→ **Work to complete**
Locate all lines with the word "победа" and copy them out.

→ **Material for the task**
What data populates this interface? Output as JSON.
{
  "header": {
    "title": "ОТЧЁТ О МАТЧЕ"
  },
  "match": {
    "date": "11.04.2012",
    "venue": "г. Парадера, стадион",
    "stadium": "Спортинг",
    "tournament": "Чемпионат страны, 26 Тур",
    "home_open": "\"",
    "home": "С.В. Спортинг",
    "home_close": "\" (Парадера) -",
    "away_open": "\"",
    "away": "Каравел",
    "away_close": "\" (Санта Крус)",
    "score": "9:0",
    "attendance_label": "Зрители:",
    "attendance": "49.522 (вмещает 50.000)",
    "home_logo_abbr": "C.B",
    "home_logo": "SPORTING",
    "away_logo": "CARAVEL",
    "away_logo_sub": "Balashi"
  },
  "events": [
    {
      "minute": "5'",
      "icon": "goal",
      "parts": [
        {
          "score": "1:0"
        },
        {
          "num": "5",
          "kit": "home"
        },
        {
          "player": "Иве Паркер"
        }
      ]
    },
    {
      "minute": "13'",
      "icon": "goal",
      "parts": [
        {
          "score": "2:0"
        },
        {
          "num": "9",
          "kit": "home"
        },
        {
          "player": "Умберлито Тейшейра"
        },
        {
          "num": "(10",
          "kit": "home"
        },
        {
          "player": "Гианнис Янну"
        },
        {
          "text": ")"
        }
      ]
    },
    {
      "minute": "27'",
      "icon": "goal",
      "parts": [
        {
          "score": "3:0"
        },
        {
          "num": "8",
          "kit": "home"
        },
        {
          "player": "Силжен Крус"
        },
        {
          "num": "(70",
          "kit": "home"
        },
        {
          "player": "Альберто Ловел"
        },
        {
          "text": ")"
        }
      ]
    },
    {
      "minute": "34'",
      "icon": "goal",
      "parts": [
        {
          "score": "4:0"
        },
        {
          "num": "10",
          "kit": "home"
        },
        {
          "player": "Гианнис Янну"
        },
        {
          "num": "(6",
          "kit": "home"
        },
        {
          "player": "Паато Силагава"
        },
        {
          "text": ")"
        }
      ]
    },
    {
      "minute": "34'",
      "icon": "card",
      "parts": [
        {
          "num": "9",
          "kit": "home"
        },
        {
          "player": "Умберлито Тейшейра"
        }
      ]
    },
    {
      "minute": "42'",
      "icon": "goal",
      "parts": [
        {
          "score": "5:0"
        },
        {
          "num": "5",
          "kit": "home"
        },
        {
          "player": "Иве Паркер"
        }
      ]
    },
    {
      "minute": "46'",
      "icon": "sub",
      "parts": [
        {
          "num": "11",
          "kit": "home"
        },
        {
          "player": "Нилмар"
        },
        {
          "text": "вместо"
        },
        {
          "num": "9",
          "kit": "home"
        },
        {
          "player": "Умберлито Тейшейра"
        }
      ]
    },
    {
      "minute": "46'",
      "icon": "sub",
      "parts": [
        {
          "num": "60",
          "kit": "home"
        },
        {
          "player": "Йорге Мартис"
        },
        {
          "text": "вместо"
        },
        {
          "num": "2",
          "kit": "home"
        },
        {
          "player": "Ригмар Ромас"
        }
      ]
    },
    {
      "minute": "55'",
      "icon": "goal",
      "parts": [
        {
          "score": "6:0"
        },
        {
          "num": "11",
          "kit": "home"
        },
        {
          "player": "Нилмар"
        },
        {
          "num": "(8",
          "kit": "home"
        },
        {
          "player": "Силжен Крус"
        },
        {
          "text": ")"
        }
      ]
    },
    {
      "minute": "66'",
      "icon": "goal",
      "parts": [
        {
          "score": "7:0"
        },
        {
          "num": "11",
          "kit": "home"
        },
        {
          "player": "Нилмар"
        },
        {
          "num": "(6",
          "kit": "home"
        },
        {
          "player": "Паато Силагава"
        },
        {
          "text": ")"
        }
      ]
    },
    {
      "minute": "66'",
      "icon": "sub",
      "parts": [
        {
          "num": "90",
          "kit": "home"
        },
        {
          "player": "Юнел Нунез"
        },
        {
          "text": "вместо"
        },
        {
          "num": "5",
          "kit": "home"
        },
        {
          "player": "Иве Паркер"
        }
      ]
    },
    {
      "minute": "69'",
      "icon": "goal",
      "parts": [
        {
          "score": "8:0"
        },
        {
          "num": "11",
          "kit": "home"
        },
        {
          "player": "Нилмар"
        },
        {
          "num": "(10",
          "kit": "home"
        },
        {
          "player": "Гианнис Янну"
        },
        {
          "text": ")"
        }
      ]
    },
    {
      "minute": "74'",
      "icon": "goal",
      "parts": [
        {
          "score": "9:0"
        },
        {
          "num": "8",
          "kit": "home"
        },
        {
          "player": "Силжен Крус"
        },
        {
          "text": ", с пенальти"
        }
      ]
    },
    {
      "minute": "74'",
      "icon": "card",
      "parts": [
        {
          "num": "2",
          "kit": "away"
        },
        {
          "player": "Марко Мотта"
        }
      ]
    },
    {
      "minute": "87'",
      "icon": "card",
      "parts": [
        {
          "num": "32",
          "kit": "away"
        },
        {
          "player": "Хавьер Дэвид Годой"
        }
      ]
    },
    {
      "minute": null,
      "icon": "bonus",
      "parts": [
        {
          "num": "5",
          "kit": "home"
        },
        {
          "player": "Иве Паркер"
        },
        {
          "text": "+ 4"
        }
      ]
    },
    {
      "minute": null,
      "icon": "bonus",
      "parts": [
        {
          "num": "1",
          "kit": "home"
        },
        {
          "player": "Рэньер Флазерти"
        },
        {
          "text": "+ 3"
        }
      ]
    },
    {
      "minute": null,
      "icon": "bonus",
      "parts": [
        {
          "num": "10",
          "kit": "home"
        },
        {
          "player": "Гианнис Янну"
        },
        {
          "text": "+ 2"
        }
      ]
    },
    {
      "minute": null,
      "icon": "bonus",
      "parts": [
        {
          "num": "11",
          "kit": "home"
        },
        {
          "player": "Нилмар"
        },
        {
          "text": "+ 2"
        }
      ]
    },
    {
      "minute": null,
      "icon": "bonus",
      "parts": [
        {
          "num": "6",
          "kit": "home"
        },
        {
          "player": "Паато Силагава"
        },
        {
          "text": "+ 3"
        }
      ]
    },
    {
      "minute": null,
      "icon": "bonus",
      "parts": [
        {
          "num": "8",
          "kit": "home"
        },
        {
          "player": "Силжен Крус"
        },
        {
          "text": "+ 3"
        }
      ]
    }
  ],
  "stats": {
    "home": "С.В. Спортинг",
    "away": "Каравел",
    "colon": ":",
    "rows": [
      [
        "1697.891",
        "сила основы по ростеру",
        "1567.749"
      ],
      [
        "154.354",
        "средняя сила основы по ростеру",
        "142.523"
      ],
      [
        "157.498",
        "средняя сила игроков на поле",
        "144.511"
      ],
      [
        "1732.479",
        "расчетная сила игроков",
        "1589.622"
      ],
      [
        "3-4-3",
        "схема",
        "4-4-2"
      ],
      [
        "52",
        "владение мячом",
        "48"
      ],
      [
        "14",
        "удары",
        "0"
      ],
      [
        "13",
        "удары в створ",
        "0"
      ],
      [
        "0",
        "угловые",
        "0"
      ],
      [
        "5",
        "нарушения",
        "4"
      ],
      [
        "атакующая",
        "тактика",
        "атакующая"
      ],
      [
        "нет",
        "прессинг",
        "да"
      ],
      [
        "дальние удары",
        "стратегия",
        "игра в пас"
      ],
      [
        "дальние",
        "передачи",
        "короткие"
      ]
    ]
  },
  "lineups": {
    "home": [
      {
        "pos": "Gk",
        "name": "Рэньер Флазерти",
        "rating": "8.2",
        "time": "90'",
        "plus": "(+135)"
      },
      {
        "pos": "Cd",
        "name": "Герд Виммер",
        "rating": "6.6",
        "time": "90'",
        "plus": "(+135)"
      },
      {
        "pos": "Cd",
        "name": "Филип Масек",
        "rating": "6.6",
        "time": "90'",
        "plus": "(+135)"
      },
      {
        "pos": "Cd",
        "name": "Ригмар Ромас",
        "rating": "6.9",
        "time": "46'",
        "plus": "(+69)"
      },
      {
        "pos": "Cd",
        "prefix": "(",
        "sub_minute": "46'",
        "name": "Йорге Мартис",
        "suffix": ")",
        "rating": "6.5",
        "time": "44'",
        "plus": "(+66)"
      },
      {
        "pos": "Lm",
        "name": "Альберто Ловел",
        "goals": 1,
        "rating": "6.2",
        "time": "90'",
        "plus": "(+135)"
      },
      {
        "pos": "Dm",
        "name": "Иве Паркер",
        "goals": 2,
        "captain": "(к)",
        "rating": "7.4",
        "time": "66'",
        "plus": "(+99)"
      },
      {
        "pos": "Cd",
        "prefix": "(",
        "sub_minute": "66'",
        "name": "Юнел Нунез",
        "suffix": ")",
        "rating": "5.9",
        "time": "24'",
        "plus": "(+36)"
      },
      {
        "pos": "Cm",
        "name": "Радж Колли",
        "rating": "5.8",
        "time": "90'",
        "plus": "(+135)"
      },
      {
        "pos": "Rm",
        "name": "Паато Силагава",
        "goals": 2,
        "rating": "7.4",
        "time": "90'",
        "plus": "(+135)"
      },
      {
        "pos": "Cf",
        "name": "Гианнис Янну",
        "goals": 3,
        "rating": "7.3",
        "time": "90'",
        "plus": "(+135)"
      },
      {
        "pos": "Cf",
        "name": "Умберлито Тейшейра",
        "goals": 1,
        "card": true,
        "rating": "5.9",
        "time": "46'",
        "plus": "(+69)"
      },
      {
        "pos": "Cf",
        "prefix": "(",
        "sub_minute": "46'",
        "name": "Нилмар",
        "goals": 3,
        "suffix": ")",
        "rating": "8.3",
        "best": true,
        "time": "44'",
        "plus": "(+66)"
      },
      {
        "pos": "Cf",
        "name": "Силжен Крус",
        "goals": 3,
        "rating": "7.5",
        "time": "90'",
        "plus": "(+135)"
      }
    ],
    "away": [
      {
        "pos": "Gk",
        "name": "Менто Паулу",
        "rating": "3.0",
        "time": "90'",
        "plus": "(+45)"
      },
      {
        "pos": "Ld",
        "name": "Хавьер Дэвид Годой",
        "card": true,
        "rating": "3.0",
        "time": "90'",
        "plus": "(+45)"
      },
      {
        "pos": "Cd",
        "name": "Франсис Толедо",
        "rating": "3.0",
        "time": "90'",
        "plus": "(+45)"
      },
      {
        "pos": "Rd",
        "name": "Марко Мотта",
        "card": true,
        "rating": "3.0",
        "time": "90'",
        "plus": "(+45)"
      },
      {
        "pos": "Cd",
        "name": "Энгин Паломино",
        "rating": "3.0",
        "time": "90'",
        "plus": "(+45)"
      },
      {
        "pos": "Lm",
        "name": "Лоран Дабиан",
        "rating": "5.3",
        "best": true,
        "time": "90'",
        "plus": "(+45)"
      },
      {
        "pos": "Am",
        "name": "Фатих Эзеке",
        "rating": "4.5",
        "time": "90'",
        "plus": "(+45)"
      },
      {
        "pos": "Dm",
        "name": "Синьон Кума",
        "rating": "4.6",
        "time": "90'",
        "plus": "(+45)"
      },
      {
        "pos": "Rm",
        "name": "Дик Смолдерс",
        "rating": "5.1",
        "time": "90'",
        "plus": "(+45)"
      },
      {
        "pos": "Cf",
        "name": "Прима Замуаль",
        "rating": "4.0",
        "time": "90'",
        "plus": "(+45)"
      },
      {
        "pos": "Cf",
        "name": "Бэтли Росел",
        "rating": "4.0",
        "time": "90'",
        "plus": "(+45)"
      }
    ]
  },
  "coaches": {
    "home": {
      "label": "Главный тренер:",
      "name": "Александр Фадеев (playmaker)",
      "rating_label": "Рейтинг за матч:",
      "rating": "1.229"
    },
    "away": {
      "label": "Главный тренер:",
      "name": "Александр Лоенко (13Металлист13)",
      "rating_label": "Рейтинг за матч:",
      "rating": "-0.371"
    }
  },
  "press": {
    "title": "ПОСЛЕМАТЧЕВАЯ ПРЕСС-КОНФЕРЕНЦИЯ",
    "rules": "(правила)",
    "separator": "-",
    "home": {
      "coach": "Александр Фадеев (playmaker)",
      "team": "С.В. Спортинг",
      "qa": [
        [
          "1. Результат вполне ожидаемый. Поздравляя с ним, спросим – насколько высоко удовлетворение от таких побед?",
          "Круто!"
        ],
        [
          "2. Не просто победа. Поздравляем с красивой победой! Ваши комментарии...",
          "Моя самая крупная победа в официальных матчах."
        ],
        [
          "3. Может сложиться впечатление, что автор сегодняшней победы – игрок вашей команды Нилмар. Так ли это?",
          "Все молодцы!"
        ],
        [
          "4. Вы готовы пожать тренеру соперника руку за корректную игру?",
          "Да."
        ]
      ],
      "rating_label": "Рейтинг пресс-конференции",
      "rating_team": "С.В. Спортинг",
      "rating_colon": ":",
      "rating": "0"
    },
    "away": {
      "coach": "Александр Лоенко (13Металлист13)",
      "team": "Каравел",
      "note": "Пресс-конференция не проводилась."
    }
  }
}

→ **The solution**
          "2. Не просто победа. Поздравляем с красивой победой! Ваши комментарии...",
          "Моя самая крупная победа в официальных матчах."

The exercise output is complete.